What needs to be done. Find each line with the word "JSON" in it, then give the total alone.

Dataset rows

====

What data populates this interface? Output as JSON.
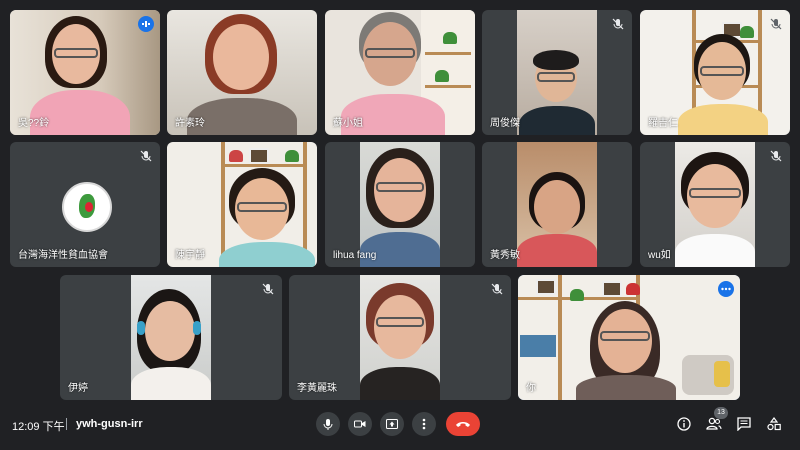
{
  "participants": [
    {
      "name": "吳??鈴",
      "speaking": true
    },
    {
      "name": "許素玲"
    },
    {
      "name": "蘇小姐"
    },
    {
      "name": "周俊傑"
    },
    {
      "name": "羅吉仁"
    },
    {
      "name": "台灣海洋性貧血協會"
    },
    {
      "name": "陳宇靜"
    },
    {
      "name": "lihua fang"
    },
    {
      "name": "黃秀敏"
    },
    {
      "name": "wu如"
    },
    {
      "name": "伊婷"
    },
    {
      "name": "李黃麗珠"
    },
    {
      "name": "你"
    }
  ],
  "meeting": {
    "time": "12:09 下午",
    "code": "ywh-gusn-irr"
  },
  "people_count": "13",
  "icons": {
    "mic": "mic-icon",
    "camera": "camera-icon",
    "present": "present-icon",
    "more": "more-vert-icon",
    "end": "end-call-icon",
    "info": "info-icon",
    "people": "people-icon",
    "chat": "chat-icon",
    "activities": "activities-icon"
  },
  "colors": {
    "background": "#202124",
    "tile": "#3c4043",
    "end_call": "#ea4335",
    "accent": "#1a73e8"
  }
}
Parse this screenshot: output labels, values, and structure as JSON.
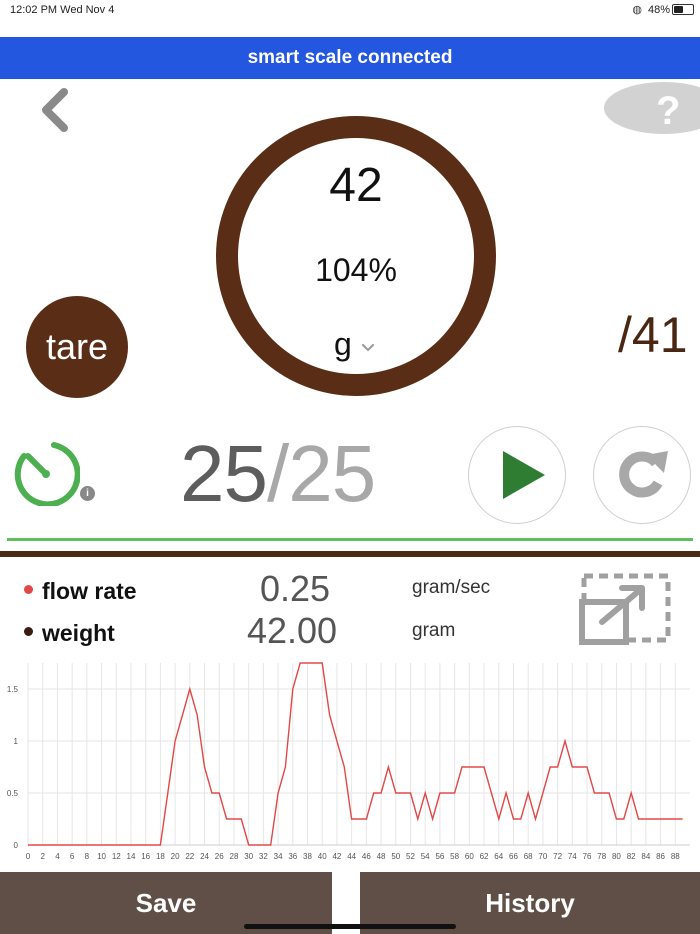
{
  "status_bar": {
    "time": "12:02 PM  Wed Nov 4",
    "battery": "48%",
    "battery_level": 0.48
  },
  "banner": {
    "text": "smart scale connected"
  },
  "scale": {
    "value": "42",
    "percent": "104%",
    "unit": "g"
  },
  "tare": {
    "label": "tare"
  },
  "target": {
    "label": "/41"
  },
  "timer": {
    "elapsed": "25",
    "total": "/25",
    "info": "i"
  },
  "metrics": {
    "flow": {
      "label": "flow rate",
      "value": "0.25",
      "unit": "gram/sec"
    },
    "weight": {
      "label": "weight",
      "value": "42.00",
      "unit": "gram"
    }
  },
  "icons": {
    "back": "chevron-left-icon",
    "help": "question-icon",
    "timer": "stopwatch-icon",
    "play": "play-icon",
    "reset": "refresh-icon",
    "expand": "expand-icon",
    "unit": "chevron-down-icon"
  },
  "colors": {
    "brown": "#5a2e16",
    "banner": "#2357e0",
    "green": "#5fbf5f",
    "play": "#2e7d32",
    "flow_line": "#e34848",
    "button_bar": "#5f4f46"
  },
  "chart_data": {
    "type": "line",
    "x": [
      0,
      2,
      4,
      6,
      8,
      10,
      12,
      14,
      16,
      18,
      19,
      20,
      21,
      22,
      23,
      24,
      25,
      26,
      27,
      28,
      29,
      30,
      31,
      32,
      33,
      34,
      35,
      36,
      37,
      38,
      39,
      40,
      41,
      42,
      43,
      44,
      45,
      46,
      47,
      48,
      49,
      50,
      51,
      52,
      53,
      54,
      55,
      56,
      57,
      58,
      59,
      60,
      61,
      62,
      63,
      64,
      65,
      66,
      67,
      68,
      69,
      70,
      71,
      72,
      73,
      74,
      75,
      76,
      77,
      78,
      79,
      80,
      81,
      82,
      83,
      84,
      85,
      86,
      87,
      88,
      89
    ],
    "series": [
      {
        "values": [
          0,
          0,
          0,
          0,
          0,
          0,
          0,
          0,
          0,
          0,
          0.5,
          1,
          1.25,
          1.5,
          1.25,
          0.75,
          0.5,
          0.5,
          0.25,
          0.25,
          0.25,
          0,
          0,
          0,
          0,
          0.5,
          0.75,
          1.5,
          1.75,
          1.75,
          1.75,
          1.75,
          1.25,
          1,
          0.75,
          0.25,
          0.25,
          0.25,
          0.5,
          0.5,
          0.75,
          0.5,
          0.5,
          0.5,
          0.25,
          0.5,
          0.25,
          0.5,
          0.5,
          0.5,
          0.75,
          0.75,
          0.75,
          0.75,
          0.5,
          0.25,
          0.5,
          0.25,
          0.25,
          0.5,
          0.25,
          0.5,
          0.75,
          0.75,
          1,
          0.75,
          0.75,
          0.75,
          0.5,
          0.5,
          0.5,
          0.25,
          0.25,
          0.5,
          0.25,
          0.25,
          0.25,
          0.25,
          0.25,
          0.25,
          0.25
        ]
      }
    ],
    "xticks": [
      0,
      2,
      4,
      6,
      8,
      10,
      12,
      14,
      16,
      18,
      20,
      22,
      24,
      26,
      28,
      30,
      32,
      34,
      36,
      38,
      40,
      42,
      44,
      46,
      48,
      50,
      52,
      54,
      56,
      58,
      60,
      62,
      64,
      66,
      68,
      70,
      72,
      74,
      76,
      78,
      80,
      82,
      84,
      86,
      88
    ],
    "yticks": [
      0,
      0.5,
      1,
      1.5
    ],
    "xlim": [
      0,
      90
    ],
    "ylim": [
      0,
      1.75
    ],
    "grid": true
  },
  "buttons": {
    "save": "Save",
    "history": "History"
  }
}
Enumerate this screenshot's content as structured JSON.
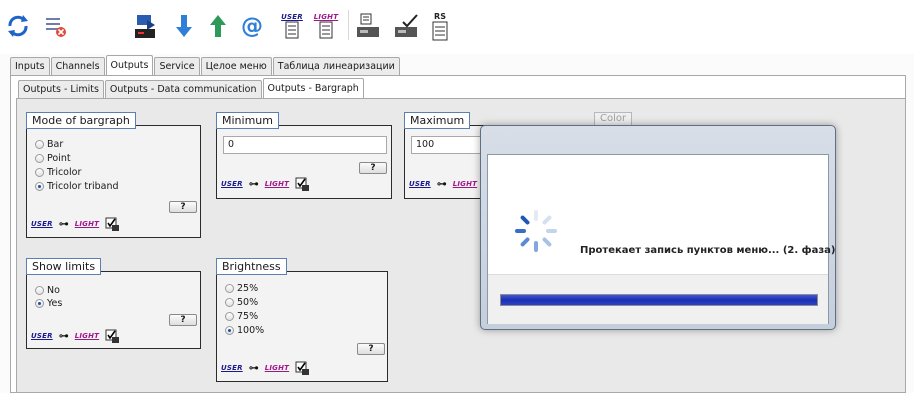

====

Complete response. 3